▶ _AIM_
In how many lines does the string "Performance" appear? Answer with the number only.

▶ _INPUT ROWS_
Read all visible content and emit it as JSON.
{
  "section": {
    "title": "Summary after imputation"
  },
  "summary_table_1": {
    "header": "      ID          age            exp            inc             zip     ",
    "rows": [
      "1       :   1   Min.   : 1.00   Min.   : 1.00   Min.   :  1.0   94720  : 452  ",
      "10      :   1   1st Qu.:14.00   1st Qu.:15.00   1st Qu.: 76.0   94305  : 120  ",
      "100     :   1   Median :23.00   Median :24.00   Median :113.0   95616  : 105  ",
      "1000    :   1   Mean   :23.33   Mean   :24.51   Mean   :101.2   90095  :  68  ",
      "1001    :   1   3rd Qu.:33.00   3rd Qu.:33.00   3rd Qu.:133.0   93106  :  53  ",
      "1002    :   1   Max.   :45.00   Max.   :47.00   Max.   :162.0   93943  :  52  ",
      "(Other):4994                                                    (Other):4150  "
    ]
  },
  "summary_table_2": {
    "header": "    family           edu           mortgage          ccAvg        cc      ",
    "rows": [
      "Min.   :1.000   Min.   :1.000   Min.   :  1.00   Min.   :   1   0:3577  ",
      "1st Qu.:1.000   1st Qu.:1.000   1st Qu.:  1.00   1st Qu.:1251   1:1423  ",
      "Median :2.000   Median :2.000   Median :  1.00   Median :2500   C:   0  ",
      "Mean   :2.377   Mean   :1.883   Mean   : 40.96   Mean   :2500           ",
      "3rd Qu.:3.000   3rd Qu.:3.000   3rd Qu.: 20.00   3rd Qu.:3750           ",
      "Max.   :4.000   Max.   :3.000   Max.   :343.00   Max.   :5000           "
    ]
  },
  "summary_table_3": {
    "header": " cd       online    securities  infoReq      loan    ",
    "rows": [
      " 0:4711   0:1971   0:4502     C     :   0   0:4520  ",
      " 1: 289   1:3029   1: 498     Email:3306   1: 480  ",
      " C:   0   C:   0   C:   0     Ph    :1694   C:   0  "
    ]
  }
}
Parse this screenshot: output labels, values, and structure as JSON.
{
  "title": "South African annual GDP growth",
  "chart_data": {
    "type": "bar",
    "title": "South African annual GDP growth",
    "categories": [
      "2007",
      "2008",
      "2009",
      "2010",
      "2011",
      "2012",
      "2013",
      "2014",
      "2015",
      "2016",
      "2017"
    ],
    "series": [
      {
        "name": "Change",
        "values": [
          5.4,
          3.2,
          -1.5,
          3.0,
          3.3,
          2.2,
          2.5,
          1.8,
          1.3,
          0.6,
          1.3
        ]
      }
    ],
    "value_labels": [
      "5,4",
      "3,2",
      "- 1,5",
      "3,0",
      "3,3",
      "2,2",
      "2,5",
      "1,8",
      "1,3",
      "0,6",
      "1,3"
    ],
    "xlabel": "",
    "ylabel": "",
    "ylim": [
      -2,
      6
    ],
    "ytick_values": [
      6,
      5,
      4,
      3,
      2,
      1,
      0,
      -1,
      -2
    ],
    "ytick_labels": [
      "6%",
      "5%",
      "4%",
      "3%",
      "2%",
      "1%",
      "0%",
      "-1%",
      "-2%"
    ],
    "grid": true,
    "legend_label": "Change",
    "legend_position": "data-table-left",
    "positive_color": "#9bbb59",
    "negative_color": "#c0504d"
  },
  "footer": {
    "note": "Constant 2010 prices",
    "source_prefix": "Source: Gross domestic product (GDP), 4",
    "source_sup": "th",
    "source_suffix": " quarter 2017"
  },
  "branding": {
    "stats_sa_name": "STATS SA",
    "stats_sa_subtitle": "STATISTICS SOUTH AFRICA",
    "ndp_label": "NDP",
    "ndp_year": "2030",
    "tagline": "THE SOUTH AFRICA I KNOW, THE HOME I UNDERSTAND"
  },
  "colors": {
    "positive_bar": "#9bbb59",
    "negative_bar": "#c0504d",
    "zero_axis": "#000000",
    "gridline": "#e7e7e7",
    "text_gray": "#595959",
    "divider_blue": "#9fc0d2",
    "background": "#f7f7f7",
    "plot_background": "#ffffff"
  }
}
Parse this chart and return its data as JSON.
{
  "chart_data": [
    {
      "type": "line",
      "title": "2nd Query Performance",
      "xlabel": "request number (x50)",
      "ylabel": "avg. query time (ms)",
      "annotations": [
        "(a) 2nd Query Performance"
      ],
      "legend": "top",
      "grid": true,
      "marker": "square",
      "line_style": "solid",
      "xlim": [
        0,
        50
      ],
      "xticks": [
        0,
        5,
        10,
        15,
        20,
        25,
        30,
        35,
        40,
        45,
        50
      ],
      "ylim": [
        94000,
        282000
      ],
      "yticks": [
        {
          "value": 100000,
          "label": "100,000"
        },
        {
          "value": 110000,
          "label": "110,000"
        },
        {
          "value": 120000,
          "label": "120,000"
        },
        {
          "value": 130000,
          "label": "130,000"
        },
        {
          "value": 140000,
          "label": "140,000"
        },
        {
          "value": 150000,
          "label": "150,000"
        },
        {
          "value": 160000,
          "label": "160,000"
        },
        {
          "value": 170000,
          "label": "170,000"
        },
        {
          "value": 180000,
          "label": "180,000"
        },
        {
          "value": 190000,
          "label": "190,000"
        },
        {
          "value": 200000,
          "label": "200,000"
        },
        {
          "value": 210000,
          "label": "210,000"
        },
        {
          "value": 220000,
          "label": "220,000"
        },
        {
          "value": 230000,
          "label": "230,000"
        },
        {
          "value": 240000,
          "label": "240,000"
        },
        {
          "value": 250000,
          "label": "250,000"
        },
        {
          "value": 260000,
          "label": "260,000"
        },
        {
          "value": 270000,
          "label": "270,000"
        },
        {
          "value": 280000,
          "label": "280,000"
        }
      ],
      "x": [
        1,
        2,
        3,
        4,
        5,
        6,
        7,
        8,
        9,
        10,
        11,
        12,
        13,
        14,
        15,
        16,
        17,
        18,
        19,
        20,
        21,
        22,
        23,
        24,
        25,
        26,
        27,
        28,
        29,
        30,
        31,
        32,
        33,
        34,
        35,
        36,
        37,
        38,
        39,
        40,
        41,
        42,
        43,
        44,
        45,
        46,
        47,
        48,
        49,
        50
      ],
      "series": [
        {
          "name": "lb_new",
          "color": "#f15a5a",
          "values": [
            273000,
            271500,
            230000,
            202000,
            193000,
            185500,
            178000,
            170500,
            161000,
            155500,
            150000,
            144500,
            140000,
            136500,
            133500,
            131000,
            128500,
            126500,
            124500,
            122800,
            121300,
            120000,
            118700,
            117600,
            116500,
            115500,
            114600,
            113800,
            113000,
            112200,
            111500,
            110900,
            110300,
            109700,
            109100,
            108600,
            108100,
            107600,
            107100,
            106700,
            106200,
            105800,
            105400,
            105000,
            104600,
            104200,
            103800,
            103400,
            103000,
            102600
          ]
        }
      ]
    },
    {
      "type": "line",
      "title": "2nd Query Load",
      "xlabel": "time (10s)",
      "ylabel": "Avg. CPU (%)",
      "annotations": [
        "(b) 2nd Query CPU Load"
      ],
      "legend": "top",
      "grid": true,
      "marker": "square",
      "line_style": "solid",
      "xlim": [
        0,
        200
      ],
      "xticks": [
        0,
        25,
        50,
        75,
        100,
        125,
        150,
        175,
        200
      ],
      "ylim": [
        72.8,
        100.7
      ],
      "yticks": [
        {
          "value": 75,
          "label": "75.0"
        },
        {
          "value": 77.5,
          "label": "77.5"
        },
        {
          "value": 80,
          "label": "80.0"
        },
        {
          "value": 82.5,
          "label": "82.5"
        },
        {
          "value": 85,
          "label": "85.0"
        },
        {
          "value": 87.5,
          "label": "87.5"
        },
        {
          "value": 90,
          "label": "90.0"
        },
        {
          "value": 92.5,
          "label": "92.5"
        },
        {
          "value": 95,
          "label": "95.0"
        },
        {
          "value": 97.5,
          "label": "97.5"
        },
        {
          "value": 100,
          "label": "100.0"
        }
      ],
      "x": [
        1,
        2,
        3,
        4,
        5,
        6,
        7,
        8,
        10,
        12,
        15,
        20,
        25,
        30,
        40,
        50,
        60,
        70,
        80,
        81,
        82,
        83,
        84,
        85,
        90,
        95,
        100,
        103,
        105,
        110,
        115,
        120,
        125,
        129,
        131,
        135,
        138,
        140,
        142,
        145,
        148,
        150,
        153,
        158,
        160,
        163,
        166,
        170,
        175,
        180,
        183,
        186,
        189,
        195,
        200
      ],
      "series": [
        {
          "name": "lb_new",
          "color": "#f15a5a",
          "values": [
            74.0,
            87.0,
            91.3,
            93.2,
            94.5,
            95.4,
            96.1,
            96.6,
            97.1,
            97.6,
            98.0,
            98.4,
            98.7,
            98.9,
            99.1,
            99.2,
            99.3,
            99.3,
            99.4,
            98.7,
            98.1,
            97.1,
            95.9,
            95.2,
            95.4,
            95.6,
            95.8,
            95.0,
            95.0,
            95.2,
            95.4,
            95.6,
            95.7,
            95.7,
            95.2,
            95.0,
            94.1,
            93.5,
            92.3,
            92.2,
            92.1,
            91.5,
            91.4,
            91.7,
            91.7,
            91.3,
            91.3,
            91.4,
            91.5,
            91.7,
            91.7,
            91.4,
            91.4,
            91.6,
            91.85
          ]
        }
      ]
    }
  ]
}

▶ _ANSWER TO THIS TASK_
2